Pull every line containing "bodies" out of the listing below.
▬▬▬▬▬▬
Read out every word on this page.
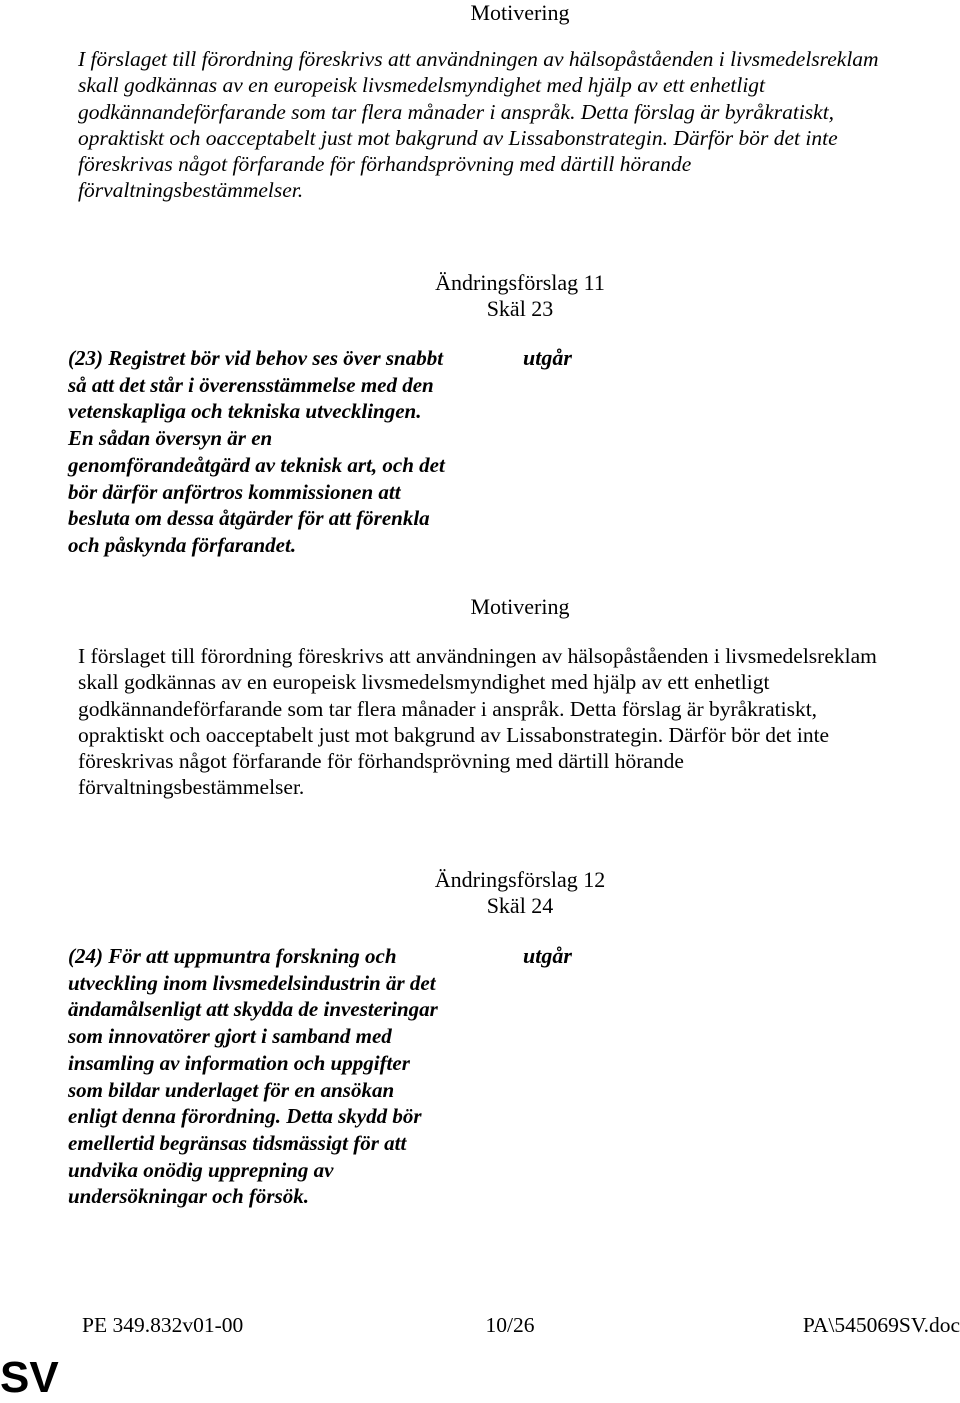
Motivering
I förslaget till förordning föreskrivs att användningen av hälsopåståenden i livsmedelsreklam
skall godkännas av en europeisk livsmedelsmyndighet med hjälp av ett enhetligt
godkännandeförfarande som tar flera månader i anspråk. Detta förslag är byråkratiskt,
opraktiskt och oacceptabelt just mot bakgrund av Lissabonstrategin. Därför bör det inte
föreskrivas något förfarande för förhandsprövning med därtill hörande
förvaltningsbestämmelser.
Ändringsförslag 11
Skäl 23
(23) Registret bör vid behov ses över snabbt
så att det står i överensstämmelse med den
vetenskapliga och tekniska utvecklingen.
En sådan översyn är en
genomförandeåtgärd av teknisk art, och det
bör därför anförtros kommissionen att
besluta om dessa åtgärder för att förenkla
och påskynda förfarandet.
utgår
Motivering
I förslaget till förordning föreskrivs att användningen av hälsopåståenden i livsmedelsreklam
skall godkännas av en europeisk livsmedelsmyndighet med hjälp av ett enhetligt
godkännandeförfarande som tar flera månader i anspråk. Detta förslag är byråkratiskt,
opraktiskt och oacceptabelt just mot bakgrund av Lissabonstrategin. Därför bör det inte
föreskrivas något förfarande för förhandsprövning med därtill hörande
förvaltningsbestämmelser.
Ändringsförslag 12
Skäl 24
(24) För att uppmuntra forskning och
utveckling inom livsmedelsindustrin är det
ändamålsenligt att skydda de investeringar
som innovatörer gjort i samband med
insamling av information och uppgifter
som bildar underlaget för en ansökan
enligt denna förordning. Detta skydd bör
emellertid begränsas tidsmässigt för att
undvika onödig upprepning av
undersökningar och försök.
utgår
PE 349.832v01-00	10/26	PA\545069SV.doc
SV
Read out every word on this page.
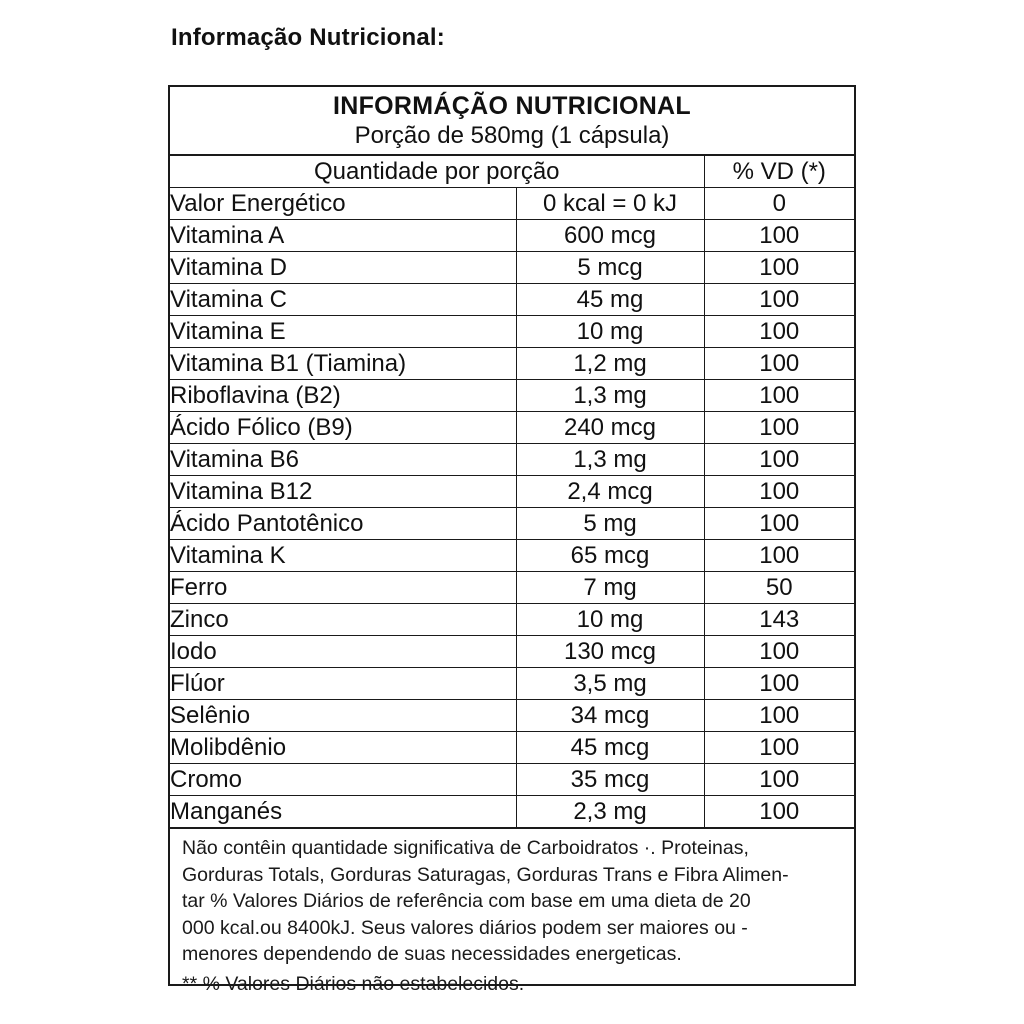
Informação Nutricional:
INFORMÁÇÃO NUTRICIONAL
Porção de 580mg (1 cápsula)
Quantidade por porção		% VD (*)
Valor Energético	0 kcal = 0 kJ	0
Vitamina A	600 mcg	100
Vitamina D	5 mcg	100
Vitamina C	45 mg	100
Vitamina E	10 mg	100
Vitamina B1 (Tiamina)	1,2 mg	100
Riboflavina (B2)	1,3 mg	100
Ácido Fólico (B9)	240 mcg	100
Vitamina B6	1,3 mg	100
Vitamina B12	2,4 mcg	100
Ácido Pantotênico	5 mg	100
Vitamina K	65 mcg	100
Ferro	7 mg	50
Zinco	10 mg	143
Iodo	130 mcg	100
Flúor	3,5 mg	100
Selênio	34 mcg	100
Molibdênio	45 mcg	100
Cromo	35 mcg	100
Manganés	2,3 mg	100

Não contêin quantidade significativa de Carboidratos ·. Proteinas,

Gorduras Totals, Gorduras Saturagas, Gorduras Trans e Fibra Alimen-

tar % Valores Diários de referência com base em uma dieta de 20

000 kcal.ou 8400kJ. Seus valores diários podem ser maiores ou -

menores dependendo de suas necessidades energeticas.

** % Valores Diários não estabelecidos.
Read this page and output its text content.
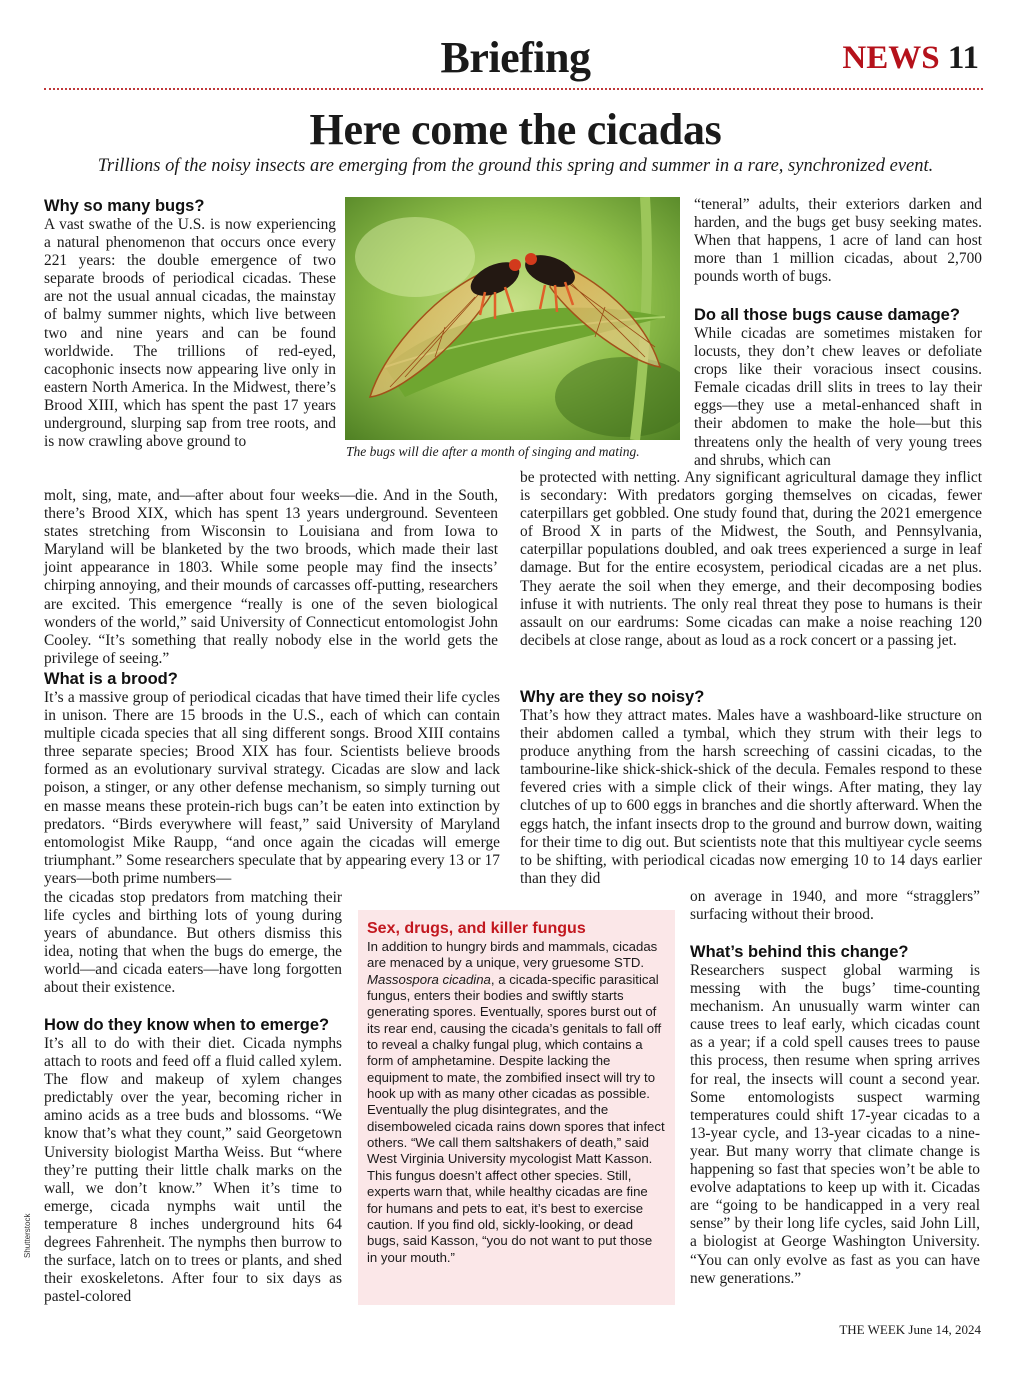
Briefing	NEWS 11
Here come the cicadas
Trillions of the noisy insects are emerging from the ground this spring and summer in a rare, synchronized event.
Why so many bugs?

A vast swathe of the U.S. is now experiencing a natural phenomenon that occurs once every 221 years: the double emergence of two separate broods of periodical cicadas. These are not the usual annual cicadas, the mainstay of balmy summer nights, which live between two and nine years and can be found worldwide. The trillions of red-eyed, cacophonic insects now appearing live only in eastern North America. In the Midwest, there’s Brood XIII, which has spent the past 17 years underground, slurping sap from tree roots, and is now crawling above ground to

molt, sing, mate, and—after about four weeks—die. And in the South, there’s Brood XIX, which has spent 13 years underground. Seventeen states stretching from Wisconsin to Louisiana and from Iowa to Maryland will be blanketed by the two broods, which made their last joint appearance in 1803. While some people may find the insects’ chirping annoying, and their mounds of carcasses off-putting, researchers are excited. This emergence “really is one of the seven biological wonders of the world,” said University of Connecticut entomologist John Cooley. “It’s something that really nobody else in the world gets the privilege of seeing.”

The bugs will die after a month of singing and mating.

“teneral” adults, their exteriors darken and harden, and the bugs get busy seeking mates. When that happens, 1 acre of land can host more than 1 million cicadas, about 2,700 pounds worth of bugs.

Do all those bugs cause damage?

While cicadas are sometimes mistaken for locusts, they don’t chew leaves or defoliate crops like their voracious insect cousins. Female cicadas drill slits in trees to lay their eggs—they use a metal-enhanced shaft in their abdomen to make the hole—but this threatens only the health of very young trees and shrubs, which can

be protected with netting. Any significant agricultural damage they inflict is secondary: With predators gorging themselves on cicadas, fewer caterpillars get gobbled. One study found that, during the 2021 emergence of Brood X in parts of the Midwest, the South, and Pennsylvania, caterpillar populations doubled, and oak trees experienced a surge in leaf damage. But for the entire ecosystem, periodical cicadas are a net plus. They aerate the soil when they emerge, and their decomposing bodies infuse it with nutrients. The only real threat they pose to humans is their assault on our eardrums: Some cicadas can make a noise reaching 120 decibels at close range, about as loud as a rock concert or a passing jet.

What is a brood?

It’s a massive group of periodical cicadas that have timed their life cycles in unison. There are 15 broods in the U.S., each of which can contain multiple cicada species that all sing different songs. Brood XIII contains three separate species; Brood XIX has four. Scientists believe broods formed as an evolutionary survival strategy. Cicadas are slow and lack poison, a stinger, or any other defense mechanism, so simply turning out en masse means these protein-rich bugs can’t be eaten into extinction by predators. “Birds everywhere will feast,” said University of Maryland entomologist Mike Raupp, “and once again the cicadas will emerge triumphant.” Some researchers speculate that by appearing every 13 or 17 years—both prime numbers—

the cicadas stop predators from matching their life cycles and birthing lots of young during years of abundance. But others dismiss this idea, noting that when the bugs do emerge, the world—and cicada eaters—have long forgotten about their existence.

Why are they so noisy?

That’s how they attract mates. Males have a washboard-like structure on their abdomen called a tymbal, which they strum with their legs to produce anything from the harsh screeching of cassini cicadas, to the tambourine-like shick-shick-shick of the decula. Females respond to these fevered cries with a simple click of their wings. After mating, they lay clutches of up to 600 eggs in branches and die shortly afterward. When the eggs hatch, the infant insects drop to the ground and burrow down, waiting for their time to dig out. But scientists note that this multiyear cycle seems to be shifting, with periodical cicadas now emerging 10 to 14 days earlier than they did

on average in 1940, and more “stragglers” surfacing without their brood.

How do they know when to emerge?

It’s all to do with their diet. Cicada nymphs attach to roots and feed off a fluid called xylem. The flow and makeup of xylem changes predictably over the year, becoming richer in amino acids as a tree buds and blossoms. “We know that’s what they count,” said Georgetown University biologist Martha Weiss. But “where they’re putting their little chalk marks on the wall, we don’t know.” When it’s time to emerge, cicada nymphs wait until the temperature 8 inches underground hits 64 degrees Fahrenheit. The nymphs then burrow to the surface, latch on to trees or plants, and shed their exoskeletons. After four to six days as pastel-colored

What’s behind this change?

Researchers suspect global warming is messing with the bugs’ time-counting mechanism. An unusually warm winter can cause trees to leaf early, which cicadas count as a year; if a cold spell causes trees to pause this process, then resume when spring arrives for real, the insects will count a second year. Some entomologists suspect warming temperatures could shift 17-year cicadas to a 13-year cycle, and 13-year cicadas to a nine-year. But many worry that climate change is happening so fast that species won’t be able to evolve adaptations to keep up with it. Cicadas are “going to be handicapped in a very real sense” by their long life cycles, said John Lill, a biologist at George Washington University. “You can only evolve as fast as you can have new generations.”

Sex, drugs, and killer fungus
In addition to hungry birds and mammals, cicadas are menaced by a unique, very gruesome STD. Massospora cicadina, a cicada-specific parasitical fungus, enters their bodies and swiftly starts generating spores. Eventually, spores burst out of its rear end, causing the cicada’s genitals to fall off to reveal a chalky fungal plug, which contains a form of amphetamine. Despite lacking the equipment to mate, the zombified insect will try to hook up with as many other cicadas as possible. Eventually the plug disintegrates, and the disemboweled cicada rains down spores that infect others. “We call them saltshakers of death,” said West Virginia University mycologist Matt Kasson. This fungus doesn’t affect other species. Still, experts warn that, while healthy cicadas are fine for humans and pets to eat, it’s best to exercise caution. If you find old, sickly-looking, or dead bugs, said Kasson, “you do not want to put those in your mouth.”
Shutterstock
THE WEEK June 14, 2024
▬▬▬▬▬▬
> _Exercise result_
be protected with netting. Any significant agricultural damage they inflict is secondary: With predators gorging themselves on cicadas, fewer caterpillars get gobbled. One study found that, during the 2021 emergence of Brood X in parts of the Midwest, the South, and Pennsylvania, caterpillar populations doubled, and oak trees experienced a surge in leaf damage. But for the entire ecosystem, periodical cicadas are a net plus. They aerate the soil when they emerge, and their decomposing bodies infuse it with nutrients. The only real threat they pose to humans is their assault on our eardrums: Some cicadas can make a noise reaching 120 decibels at close range, about as loud as a rock concert or a passing jet.
In addition to hungry birds and mammals, cicadas are menaced by a unique, very gruesome STD. Massospora cicadina, a cicada-specific parasitical fungus, enters their bodies and swiftly starts generating spores. Eventually, spores burst out of its rear end, causing the cicada’s genitals to fall off to reveal a chalky fungal plug, which contains a form of amphetamine. Despite lacking the equipment to mate, the zombified insect will try to hook up with as many other cicadas as possible. Eventually the plug disintegrates, and the disemboweled cicada rains down spores that infect others. “We call them saltshakers of death,” said West Virginia University mycologist Matt Kasson. This fungus doesn’t affect other species. Still, experts warn that, while healthy cicadas are fine for humans and pets to eat, it’s best to exercise caution. If you find old, sickly-looking, or dead bugs, said Kasson, “you do not want to put those in your mouth.”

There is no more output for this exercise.